What you are asked to do:
Restate the stretch of the text on science and policy from "What is the" through "evolving and incomplete?", renaming "policy decisions" as "government choices".

Are politicians being led by the science, guided by the science, or ignoring the science?
What is the right way to align policy decisions that literally have life and death consequences and need to be taken now when the evidence base is evolving and incomplete?
This issue is of course not new, even though the stakes and visibility have rarely been so high. It has been a growing focus for governments, universities and funders for some years, in the UK at least driven by a recognition that way research was rewarded and academic careers built did not encourage this sort of connection.
In the UK and elsewhere translation of research into policy is now an activity supported and rewarded. But making the connection work is not just an issue of getting the financial incentives right.
A “broker”, someone to facilitate the connection has been seen as part of the answer, with universities establishing policy facing functions and Institutes like the one I lead at Nottingham.
The new head of UKRI, Ottoline Leyser, has talked about the importance of this role in her vision of a healthy research landscape.

Collected data entries
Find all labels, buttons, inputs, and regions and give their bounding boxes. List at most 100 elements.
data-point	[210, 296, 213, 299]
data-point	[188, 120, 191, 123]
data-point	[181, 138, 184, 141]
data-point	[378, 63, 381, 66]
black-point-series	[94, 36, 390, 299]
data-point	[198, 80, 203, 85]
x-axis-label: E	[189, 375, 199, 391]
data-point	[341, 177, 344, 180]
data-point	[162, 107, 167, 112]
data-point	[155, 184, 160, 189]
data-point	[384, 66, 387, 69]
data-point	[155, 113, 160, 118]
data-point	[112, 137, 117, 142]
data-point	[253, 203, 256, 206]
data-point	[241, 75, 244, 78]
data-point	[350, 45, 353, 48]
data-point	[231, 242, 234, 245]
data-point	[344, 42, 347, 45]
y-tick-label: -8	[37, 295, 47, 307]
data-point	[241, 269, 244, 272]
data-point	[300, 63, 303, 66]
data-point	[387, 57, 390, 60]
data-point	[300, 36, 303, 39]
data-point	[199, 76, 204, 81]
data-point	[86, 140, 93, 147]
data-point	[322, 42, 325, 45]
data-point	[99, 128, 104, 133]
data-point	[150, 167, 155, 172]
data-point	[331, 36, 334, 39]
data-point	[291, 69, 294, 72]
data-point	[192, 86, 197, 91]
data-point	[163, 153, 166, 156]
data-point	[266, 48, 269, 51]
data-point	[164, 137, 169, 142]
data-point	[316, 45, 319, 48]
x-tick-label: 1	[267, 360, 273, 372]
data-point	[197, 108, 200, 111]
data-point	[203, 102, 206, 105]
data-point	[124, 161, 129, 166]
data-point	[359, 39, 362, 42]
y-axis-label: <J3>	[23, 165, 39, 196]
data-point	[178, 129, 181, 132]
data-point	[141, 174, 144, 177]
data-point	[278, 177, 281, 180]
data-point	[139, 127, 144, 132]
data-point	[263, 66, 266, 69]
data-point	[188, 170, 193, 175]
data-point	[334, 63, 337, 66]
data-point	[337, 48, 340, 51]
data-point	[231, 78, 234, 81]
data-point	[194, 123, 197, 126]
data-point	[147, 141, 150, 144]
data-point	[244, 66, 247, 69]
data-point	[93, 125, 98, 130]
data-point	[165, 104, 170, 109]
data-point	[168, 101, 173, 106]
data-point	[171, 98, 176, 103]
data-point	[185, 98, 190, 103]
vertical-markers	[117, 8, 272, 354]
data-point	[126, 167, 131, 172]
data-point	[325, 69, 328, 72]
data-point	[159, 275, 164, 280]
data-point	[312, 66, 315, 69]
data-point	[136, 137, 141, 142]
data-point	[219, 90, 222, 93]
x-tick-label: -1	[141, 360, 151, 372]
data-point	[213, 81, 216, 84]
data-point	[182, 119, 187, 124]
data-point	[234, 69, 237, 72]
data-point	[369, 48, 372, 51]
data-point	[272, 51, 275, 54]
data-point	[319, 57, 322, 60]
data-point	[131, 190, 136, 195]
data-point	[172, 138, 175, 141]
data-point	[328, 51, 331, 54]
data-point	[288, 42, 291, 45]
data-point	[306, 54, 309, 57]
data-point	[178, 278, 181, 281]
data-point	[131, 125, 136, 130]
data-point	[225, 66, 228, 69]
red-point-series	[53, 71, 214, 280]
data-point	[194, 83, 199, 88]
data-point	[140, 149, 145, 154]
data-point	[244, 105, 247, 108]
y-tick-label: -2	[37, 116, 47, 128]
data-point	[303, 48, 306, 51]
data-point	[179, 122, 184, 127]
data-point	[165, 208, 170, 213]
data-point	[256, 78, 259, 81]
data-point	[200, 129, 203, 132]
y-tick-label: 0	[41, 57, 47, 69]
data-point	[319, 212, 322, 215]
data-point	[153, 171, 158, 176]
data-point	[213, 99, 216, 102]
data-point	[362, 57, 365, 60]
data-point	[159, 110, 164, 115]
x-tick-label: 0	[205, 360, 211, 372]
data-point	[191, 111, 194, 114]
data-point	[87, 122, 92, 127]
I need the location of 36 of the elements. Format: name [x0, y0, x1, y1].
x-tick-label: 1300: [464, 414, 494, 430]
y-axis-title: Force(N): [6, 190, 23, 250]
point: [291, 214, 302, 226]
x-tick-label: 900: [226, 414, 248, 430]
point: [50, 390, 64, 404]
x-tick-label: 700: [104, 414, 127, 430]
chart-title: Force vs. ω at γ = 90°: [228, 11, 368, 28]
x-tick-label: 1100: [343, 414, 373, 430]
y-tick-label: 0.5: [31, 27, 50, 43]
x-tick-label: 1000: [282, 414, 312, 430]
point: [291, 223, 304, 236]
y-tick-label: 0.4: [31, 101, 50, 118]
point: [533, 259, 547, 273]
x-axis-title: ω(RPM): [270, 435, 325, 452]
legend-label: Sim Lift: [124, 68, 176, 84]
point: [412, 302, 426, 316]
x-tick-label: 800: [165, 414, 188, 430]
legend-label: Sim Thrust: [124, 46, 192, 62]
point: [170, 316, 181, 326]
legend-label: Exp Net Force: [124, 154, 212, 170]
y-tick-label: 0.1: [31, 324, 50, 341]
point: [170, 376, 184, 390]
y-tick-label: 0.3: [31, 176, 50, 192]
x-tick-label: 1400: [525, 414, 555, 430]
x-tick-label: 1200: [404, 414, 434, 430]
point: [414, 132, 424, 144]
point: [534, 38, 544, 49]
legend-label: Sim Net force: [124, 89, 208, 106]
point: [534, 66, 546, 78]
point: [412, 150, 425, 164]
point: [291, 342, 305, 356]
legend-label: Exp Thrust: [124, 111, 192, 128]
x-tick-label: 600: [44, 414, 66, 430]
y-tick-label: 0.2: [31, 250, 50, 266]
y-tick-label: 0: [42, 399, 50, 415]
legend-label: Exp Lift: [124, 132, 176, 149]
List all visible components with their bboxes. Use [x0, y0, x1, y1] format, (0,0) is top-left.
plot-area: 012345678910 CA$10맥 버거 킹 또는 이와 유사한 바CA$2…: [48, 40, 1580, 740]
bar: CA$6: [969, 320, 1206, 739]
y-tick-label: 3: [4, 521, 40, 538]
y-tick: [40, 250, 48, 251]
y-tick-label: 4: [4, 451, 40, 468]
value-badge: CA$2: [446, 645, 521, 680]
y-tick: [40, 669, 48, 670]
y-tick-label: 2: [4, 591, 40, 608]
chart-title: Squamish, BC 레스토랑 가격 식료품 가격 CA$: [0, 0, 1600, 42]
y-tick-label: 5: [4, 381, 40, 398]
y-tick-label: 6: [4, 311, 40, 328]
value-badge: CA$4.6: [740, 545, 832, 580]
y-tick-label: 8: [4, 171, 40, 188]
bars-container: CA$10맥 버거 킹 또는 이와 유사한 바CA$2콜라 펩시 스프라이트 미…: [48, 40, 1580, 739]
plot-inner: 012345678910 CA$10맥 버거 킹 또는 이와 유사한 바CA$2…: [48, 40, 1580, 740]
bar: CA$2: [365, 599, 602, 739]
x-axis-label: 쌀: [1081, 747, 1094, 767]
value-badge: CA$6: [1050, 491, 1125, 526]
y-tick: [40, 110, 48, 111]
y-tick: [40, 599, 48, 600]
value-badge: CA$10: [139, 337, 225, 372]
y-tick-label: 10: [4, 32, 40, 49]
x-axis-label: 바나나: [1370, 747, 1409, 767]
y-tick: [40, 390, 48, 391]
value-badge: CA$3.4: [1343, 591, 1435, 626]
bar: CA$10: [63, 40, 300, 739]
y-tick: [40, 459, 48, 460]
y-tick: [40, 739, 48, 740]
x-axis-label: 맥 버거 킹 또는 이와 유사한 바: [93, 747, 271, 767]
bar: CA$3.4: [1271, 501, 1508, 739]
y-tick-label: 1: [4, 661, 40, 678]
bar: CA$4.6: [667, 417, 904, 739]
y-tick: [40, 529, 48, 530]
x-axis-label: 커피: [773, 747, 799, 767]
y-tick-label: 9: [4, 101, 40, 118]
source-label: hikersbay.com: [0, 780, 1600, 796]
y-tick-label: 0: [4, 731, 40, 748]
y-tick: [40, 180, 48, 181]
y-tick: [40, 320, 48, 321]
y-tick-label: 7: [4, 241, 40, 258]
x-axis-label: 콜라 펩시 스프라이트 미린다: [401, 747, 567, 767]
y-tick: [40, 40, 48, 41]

Solution to the problem:
What is the right way to align government choices that literally have life and death consequences and need to be taken now when the evidence base is evolving and incomplete?